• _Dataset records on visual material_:
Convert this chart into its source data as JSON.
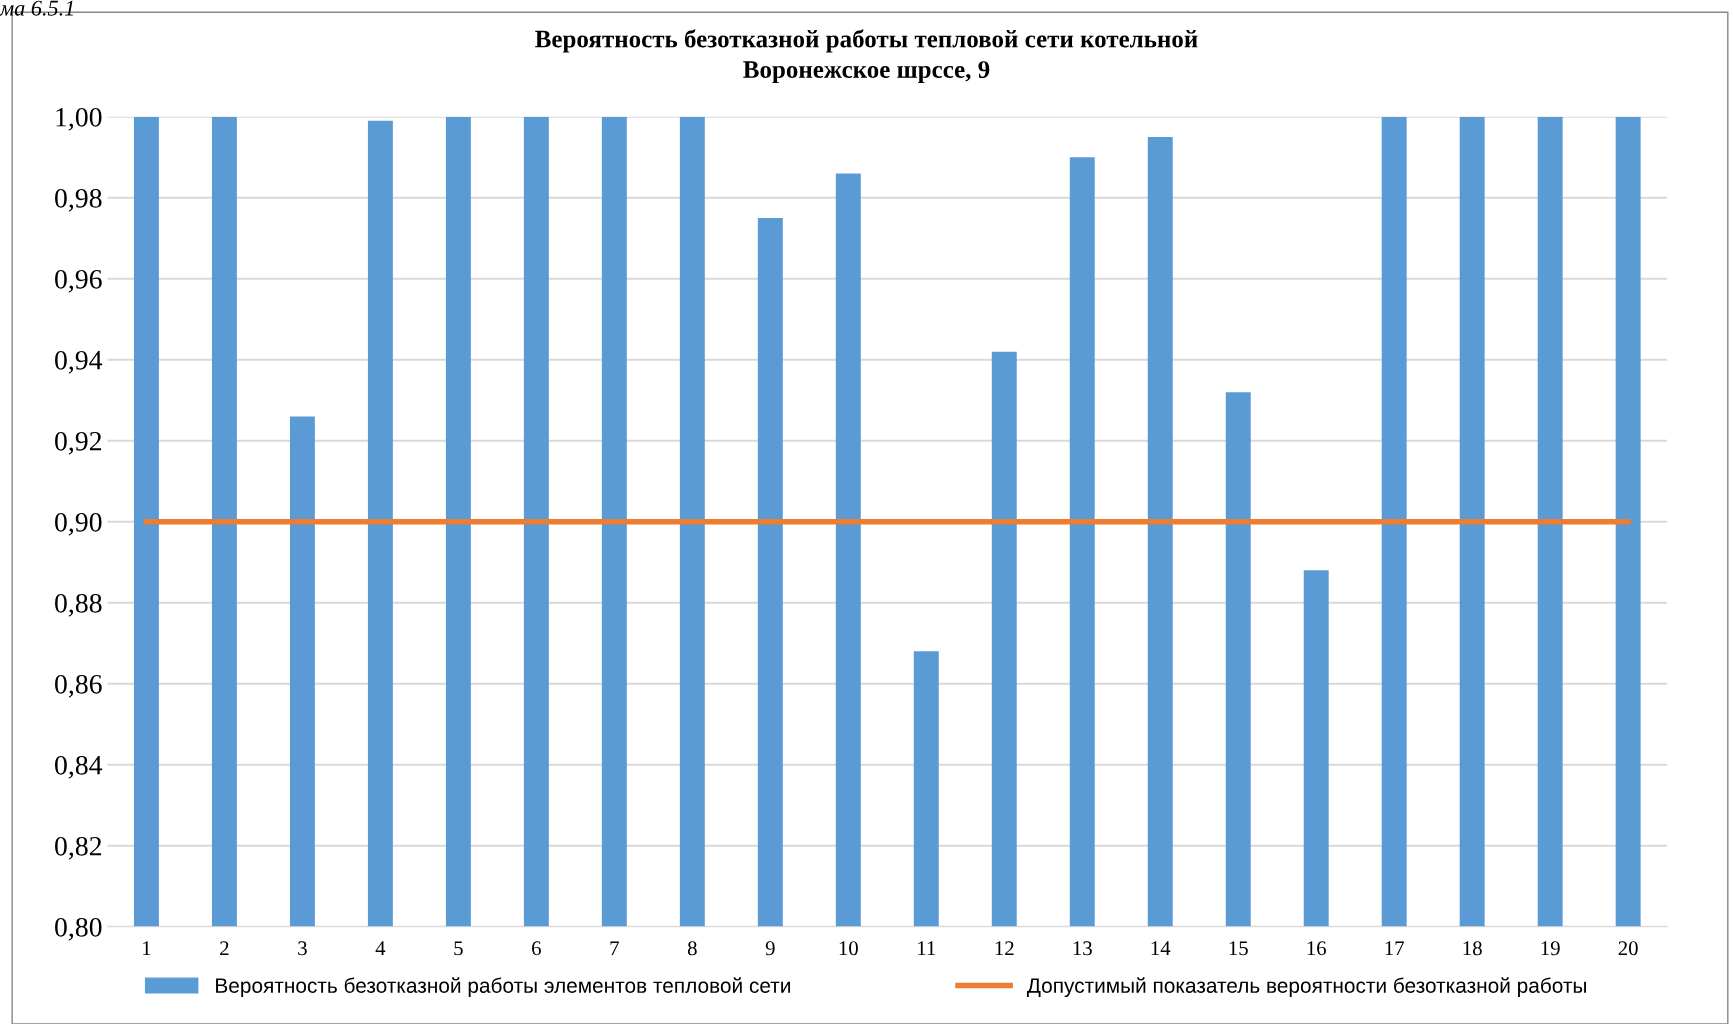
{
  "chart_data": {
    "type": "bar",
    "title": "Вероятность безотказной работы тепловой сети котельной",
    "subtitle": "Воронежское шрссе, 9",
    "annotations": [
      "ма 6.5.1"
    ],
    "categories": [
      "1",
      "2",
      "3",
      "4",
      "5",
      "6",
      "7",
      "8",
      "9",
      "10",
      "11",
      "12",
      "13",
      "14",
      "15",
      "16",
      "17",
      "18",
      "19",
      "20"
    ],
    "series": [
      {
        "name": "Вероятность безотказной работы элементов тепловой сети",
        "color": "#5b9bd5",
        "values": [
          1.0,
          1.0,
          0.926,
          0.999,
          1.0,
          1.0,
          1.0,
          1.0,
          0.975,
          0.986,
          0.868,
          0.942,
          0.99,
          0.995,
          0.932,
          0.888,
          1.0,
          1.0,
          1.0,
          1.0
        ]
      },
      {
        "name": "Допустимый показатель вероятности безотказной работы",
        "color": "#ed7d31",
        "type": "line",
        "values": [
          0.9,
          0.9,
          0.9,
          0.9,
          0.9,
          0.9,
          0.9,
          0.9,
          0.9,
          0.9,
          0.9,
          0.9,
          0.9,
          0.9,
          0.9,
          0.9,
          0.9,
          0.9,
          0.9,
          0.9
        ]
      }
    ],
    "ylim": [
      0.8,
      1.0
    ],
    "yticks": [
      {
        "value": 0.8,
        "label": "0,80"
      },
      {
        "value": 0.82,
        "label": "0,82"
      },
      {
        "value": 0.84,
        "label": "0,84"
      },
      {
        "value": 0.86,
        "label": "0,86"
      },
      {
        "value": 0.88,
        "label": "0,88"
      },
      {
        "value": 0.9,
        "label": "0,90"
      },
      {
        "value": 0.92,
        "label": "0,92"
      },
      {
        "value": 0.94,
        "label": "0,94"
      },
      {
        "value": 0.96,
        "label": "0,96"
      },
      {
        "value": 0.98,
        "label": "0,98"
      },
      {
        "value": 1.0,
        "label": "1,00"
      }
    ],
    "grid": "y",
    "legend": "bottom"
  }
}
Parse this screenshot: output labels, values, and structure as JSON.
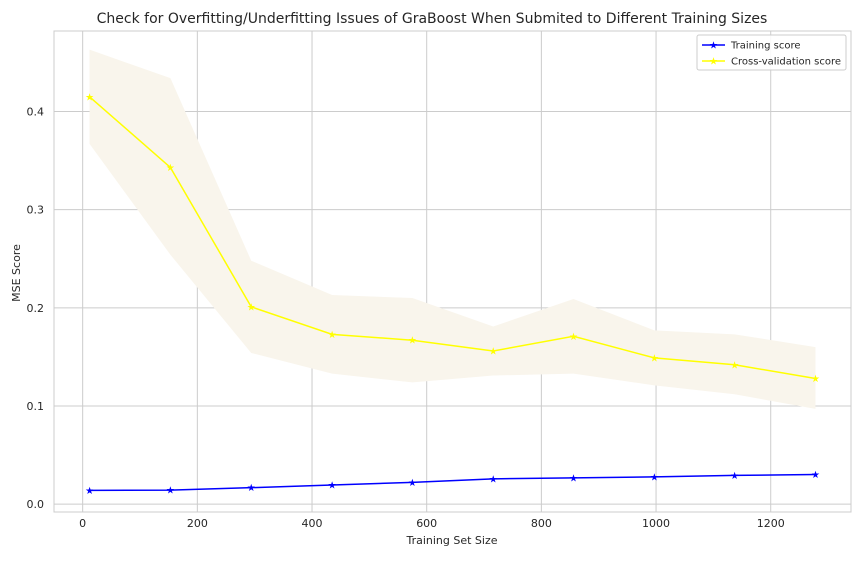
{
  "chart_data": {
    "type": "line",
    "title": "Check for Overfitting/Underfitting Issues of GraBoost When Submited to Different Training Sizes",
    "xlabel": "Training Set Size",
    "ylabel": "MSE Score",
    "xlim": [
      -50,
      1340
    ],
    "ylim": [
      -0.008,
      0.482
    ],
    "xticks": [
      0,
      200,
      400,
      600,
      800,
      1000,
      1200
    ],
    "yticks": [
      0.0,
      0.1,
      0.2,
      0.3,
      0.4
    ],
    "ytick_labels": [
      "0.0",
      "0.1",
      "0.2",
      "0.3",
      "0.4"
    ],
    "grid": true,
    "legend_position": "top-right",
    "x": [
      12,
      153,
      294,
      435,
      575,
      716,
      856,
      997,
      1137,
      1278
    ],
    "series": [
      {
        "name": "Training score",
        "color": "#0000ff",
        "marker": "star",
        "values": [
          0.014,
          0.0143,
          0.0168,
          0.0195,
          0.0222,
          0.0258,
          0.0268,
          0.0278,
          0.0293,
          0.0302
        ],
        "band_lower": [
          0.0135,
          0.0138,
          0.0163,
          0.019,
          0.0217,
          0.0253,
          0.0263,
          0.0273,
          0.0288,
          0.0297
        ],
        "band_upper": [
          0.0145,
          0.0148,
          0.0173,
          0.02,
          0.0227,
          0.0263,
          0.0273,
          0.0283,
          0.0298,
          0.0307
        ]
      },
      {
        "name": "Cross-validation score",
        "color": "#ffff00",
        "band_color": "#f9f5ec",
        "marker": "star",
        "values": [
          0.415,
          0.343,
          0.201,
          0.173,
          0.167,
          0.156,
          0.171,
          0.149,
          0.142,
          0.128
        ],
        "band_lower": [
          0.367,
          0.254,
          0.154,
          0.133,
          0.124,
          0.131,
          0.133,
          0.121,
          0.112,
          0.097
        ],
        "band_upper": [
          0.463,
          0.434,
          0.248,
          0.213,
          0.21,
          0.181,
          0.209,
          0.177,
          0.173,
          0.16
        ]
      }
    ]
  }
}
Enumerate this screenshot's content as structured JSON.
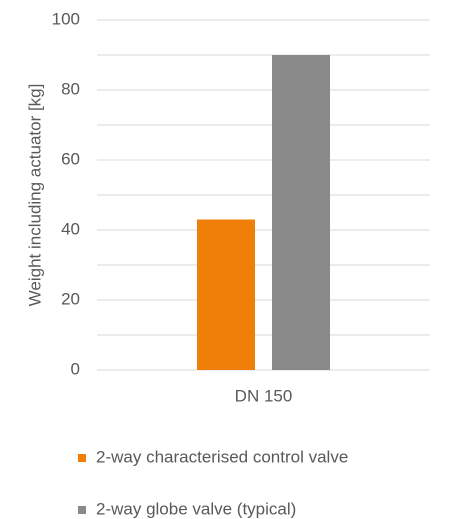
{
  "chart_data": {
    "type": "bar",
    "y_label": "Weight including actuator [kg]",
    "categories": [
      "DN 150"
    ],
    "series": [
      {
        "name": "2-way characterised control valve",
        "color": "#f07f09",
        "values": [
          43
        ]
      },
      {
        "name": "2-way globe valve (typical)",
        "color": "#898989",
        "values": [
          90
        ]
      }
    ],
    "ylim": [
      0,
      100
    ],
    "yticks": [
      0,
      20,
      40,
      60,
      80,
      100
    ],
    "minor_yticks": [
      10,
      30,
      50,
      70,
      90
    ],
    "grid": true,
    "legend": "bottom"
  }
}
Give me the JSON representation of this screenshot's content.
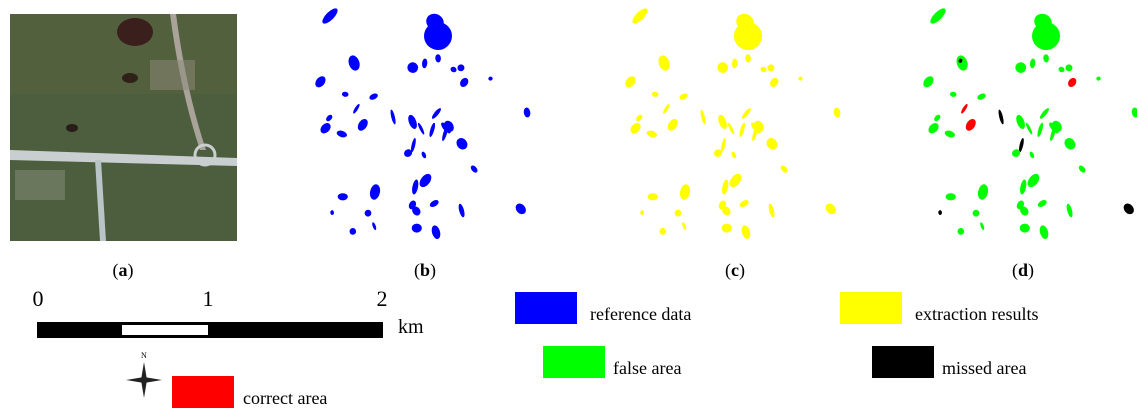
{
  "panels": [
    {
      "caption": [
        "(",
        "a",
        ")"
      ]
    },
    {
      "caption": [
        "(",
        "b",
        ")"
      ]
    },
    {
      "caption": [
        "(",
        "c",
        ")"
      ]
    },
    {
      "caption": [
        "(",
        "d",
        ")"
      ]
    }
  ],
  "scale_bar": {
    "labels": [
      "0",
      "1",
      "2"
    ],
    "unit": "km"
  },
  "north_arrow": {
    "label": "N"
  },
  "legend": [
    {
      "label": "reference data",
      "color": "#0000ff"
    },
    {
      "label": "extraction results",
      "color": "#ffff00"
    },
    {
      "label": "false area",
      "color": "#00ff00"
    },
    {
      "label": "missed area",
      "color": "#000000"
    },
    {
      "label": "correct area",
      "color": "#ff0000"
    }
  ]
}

• _Exercise prompt_: Copy out each line of the records where the string "JSON" appears.

• _Result for this task_:
Convert this chart into its source data as JSON.
Parse this screenshot: output labels, values, and structure as JSON.
Enumerate this screenshot's content as structured JSON.
Give me the JSON representation of this screenshot's content.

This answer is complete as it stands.